▶ **DATA TO PROCESS**

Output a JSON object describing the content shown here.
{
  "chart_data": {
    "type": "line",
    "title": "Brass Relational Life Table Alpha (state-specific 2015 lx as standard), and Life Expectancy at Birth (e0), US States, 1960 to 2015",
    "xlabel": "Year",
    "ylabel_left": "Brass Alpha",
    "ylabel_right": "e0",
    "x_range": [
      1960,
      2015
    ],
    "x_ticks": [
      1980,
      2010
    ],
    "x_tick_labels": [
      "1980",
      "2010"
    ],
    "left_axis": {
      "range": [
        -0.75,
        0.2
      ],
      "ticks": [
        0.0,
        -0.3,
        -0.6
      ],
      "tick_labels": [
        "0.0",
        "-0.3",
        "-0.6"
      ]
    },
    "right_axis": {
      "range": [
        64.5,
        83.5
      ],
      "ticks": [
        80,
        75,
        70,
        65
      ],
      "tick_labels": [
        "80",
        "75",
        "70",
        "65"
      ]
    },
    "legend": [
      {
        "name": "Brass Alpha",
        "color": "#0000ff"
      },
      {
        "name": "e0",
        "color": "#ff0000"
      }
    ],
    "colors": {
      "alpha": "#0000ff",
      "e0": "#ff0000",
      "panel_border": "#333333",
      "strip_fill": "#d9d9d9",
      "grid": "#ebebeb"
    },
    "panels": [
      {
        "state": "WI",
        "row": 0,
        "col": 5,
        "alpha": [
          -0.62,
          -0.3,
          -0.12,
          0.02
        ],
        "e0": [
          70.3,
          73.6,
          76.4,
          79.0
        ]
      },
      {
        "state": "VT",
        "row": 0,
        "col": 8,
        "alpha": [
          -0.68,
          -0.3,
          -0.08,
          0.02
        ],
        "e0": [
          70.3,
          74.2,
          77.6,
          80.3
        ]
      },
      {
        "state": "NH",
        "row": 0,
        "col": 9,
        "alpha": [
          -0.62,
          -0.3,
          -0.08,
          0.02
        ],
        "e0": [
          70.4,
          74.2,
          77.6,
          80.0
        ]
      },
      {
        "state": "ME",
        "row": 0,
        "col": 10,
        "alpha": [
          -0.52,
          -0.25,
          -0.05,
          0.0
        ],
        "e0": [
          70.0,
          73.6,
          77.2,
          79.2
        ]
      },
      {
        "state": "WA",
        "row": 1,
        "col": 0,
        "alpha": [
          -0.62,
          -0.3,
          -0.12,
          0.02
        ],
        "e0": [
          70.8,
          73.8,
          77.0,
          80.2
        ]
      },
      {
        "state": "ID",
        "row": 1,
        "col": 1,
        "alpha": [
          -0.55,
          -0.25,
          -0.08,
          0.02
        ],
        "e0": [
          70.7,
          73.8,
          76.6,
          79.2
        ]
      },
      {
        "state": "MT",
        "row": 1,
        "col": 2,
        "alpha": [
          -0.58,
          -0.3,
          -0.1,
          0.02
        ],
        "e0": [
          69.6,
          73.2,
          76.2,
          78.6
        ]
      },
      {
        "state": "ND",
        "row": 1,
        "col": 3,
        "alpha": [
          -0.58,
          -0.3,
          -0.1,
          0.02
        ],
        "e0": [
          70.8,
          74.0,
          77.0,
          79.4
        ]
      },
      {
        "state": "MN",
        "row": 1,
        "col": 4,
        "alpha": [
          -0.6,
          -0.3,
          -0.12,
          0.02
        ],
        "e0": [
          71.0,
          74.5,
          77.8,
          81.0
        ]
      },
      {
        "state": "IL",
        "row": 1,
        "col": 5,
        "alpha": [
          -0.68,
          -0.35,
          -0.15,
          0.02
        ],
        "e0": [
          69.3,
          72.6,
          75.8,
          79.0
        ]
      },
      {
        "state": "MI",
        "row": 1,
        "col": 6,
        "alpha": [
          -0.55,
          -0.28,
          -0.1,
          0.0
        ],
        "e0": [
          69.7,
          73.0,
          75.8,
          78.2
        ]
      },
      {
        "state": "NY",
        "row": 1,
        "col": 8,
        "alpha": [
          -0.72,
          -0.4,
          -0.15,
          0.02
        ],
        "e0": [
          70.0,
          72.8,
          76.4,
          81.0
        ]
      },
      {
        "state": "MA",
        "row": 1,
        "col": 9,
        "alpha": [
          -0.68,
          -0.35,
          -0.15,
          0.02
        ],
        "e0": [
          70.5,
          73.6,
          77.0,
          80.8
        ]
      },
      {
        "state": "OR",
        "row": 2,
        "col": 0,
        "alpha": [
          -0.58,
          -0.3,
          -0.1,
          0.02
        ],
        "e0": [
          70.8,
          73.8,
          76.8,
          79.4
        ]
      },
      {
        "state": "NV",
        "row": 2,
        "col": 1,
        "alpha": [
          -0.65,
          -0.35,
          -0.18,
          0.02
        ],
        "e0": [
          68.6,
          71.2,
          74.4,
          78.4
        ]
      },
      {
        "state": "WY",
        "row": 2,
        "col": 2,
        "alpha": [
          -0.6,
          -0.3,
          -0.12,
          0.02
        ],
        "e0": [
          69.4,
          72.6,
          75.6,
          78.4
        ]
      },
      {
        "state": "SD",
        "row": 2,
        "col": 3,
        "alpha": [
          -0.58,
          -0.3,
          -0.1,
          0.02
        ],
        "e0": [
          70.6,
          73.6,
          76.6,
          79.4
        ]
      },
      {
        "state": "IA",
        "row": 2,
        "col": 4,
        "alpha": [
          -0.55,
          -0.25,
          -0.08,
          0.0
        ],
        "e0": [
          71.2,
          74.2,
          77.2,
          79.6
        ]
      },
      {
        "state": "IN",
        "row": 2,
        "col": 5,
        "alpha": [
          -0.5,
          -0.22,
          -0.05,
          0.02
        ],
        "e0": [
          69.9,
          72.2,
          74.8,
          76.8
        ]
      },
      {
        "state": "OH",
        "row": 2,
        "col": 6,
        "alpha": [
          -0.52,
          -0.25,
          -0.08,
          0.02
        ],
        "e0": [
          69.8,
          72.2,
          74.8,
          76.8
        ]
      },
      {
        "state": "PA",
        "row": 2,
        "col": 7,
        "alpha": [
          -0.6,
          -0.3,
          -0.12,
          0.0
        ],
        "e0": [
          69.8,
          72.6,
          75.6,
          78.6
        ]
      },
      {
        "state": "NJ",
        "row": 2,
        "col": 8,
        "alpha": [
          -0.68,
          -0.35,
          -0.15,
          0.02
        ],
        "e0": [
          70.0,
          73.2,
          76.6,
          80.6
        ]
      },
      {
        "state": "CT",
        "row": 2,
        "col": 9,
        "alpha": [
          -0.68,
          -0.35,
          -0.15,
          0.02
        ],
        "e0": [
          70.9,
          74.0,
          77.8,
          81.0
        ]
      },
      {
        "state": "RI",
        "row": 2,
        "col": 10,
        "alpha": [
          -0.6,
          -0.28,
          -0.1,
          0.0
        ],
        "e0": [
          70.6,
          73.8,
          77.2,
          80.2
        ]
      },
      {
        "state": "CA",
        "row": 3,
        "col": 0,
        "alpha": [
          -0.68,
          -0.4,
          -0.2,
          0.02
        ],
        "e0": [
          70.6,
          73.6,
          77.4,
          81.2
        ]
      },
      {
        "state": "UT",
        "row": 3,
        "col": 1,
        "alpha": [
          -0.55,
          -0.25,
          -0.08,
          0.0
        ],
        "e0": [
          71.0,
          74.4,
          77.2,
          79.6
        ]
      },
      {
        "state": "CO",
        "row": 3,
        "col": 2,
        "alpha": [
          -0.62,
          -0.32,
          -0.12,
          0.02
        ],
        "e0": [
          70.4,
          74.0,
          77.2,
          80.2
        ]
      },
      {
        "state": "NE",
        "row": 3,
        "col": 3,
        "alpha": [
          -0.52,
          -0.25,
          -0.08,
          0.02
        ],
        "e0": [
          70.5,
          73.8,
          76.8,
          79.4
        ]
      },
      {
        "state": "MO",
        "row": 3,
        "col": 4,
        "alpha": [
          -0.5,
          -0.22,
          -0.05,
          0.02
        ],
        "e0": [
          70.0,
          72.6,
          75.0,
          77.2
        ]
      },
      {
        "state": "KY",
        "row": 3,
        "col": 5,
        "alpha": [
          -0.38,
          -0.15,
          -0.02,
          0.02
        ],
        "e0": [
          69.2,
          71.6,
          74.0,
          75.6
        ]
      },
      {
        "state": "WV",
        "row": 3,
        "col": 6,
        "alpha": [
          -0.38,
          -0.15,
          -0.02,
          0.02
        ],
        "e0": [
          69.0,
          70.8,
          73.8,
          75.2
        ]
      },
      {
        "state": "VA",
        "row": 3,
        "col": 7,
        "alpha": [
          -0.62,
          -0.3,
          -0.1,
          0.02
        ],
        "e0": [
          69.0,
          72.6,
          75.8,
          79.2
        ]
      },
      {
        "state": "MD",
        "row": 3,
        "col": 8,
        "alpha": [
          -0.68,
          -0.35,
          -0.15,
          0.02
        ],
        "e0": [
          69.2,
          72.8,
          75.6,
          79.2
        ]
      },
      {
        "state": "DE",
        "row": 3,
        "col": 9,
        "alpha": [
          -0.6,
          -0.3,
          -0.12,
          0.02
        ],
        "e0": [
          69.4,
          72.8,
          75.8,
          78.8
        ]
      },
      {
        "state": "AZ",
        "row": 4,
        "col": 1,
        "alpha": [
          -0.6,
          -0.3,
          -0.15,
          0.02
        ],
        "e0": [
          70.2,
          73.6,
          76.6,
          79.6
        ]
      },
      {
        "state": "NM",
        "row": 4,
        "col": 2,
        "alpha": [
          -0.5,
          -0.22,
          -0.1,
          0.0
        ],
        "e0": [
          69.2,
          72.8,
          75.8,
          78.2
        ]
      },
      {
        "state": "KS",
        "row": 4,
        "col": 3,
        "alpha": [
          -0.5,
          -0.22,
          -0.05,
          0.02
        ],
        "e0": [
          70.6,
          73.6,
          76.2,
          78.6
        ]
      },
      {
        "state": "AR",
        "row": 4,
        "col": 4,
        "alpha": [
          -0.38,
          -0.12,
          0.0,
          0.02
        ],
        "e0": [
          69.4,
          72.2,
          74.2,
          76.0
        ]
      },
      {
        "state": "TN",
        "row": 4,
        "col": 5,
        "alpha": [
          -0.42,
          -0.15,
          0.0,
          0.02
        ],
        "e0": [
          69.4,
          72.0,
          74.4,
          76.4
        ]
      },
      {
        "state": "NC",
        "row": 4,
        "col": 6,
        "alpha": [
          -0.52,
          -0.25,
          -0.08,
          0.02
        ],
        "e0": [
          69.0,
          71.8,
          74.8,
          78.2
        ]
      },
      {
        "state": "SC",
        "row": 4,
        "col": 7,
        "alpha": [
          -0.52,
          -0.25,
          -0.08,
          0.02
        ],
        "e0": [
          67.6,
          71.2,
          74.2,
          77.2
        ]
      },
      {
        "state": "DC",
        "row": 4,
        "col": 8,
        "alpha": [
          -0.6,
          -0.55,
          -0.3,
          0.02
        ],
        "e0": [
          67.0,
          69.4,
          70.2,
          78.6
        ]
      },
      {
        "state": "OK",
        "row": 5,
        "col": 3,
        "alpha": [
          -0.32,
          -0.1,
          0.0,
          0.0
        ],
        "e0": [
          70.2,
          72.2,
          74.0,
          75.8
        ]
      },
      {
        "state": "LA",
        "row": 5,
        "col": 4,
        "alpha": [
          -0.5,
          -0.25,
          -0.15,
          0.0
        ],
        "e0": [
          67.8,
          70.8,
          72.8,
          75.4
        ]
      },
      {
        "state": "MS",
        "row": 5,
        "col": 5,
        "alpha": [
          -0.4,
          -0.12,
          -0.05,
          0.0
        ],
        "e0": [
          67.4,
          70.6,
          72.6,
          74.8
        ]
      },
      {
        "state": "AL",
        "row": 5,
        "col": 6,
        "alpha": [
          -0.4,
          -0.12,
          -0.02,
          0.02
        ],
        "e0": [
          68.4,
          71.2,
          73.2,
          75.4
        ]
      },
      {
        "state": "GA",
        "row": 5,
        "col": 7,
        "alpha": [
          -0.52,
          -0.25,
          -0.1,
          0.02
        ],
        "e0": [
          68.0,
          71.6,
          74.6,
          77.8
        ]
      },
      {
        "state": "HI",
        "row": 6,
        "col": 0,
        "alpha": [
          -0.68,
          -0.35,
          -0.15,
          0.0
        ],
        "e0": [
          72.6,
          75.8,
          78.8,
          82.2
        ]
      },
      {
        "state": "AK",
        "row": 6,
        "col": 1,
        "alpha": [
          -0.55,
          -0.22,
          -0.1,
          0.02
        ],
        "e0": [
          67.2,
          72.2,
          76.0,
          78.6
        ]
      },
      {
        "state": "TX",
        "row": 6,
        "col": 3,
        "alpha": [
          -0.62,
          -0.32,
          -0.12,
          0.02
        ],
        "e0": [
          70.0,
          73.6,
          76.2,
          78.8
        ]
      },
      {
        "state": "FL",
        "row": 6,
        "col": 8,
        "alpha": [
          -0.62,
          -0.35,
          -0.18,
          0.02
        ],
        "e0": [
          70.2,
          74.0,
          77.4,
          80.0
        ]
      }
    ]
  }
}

▶ **WORK TO COMPLETE**
Scan the material line by line and report each one that contains "Brass".

▶ **RESPONSE BELOW**
    "title": "Brass Relational Life Table Alpha (state-specific 2015 lx as standard), and Life Expectancy at Birth (e0), US States, 1960 to 2015",
    "ylabel_left": "Brass Alpha",
        "name": "Brass Alpha",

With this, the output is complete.